Dataset records
------

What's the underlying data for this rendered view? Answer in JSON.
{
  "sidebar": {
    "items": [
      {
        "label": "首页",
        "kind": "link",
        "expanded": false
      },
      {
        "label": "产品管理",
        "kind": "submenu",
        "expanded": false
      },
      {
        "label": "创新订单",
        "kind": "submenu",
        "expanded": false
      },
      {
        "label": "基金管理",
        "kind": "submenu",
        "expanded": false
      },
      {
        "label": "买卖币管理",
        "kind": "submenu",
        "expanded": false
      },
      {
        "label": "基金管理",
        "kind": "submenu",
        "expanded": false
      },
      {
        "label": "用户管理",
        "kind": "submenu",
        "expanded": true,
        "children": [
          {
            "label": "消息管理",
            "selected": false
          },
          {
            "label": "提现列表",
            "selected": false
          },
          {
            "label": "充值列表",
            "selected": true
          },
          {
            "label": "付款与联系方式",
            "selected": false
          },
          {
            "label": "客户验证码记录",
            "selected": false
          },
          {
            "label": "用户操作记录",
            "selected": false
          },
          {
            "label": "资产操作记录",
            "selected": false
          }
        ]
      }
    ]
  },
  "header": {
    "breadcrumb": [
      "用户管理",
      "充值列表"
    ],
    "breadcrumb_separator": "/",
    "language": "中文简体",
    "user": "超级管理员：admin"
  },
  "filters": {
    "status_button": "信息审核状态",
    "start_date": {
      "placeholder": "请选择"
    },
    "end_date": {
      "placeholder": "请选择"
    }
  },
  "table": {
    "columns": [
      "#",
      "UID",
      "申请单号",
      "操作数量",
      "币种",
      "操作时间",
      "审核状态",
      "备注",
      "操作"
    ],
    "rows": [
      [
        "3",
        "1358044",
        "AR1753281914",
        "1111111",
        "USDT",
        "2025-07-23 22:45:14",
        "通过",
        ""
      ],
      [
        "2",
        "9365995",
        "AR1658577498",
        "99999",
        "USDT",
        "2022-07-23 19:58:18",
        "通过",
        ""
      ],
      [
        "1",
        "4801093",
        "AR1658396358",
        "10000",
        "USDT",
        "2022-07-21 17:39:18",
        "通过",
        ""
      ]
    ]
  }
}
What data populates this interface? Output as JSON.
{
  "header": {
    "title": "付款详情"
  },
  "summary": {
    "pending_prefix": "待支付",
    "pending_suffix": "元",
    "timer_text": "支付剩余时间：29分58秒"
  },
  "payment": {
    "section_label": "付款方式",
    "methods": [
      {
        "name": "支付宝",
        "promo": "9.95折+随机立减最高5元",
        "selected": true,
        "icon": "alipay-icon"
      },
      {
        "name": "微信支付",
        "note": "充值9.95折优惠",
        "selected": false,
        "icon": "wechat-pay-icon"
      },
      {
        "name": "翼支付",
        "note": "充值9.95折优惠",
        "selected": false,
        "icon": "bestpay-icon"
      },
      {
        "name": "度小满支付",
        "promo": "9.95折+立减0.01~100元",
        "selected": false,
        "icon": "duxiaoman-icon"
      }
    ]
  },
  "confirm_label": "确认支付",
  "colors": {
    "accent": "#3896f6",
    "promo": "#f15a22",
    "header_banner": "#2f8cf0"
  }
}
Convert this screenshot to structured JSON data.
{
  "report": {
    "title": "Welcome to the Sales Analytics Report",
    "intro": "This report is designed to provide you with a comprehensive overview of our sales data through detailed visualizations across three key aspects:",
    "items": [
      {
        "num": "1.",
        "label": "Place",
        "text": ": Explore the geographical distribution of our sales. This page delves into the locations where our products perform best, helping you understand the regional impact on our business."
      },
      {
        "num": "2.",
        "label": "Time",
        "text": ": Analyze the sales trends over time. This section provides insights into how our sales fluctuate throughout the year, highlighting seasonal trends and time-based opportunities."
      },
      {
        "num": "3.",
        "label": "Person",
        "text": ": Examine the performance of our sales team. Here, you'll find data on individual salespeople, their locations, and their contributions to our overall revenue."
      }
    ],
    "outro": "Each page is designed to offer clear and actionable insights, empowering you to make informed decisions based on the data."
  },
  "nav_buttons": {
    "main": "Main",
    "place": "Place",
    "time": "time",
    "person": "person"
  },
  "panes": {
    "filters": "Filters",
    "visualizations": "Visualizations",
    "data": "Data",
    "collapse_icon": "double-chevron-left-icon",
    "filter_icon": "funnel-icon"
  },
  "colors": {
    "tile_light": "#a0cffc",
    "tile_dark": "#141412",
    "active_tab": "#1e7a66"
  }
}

------

Exercise: Copy out every line in the entries above that holds "JSON".

Reply:
What's the underlying data for this rendered view? Answer in JSON.
What data populates this interface? Output as JSON.
Convert this screenshot to structured JSON data.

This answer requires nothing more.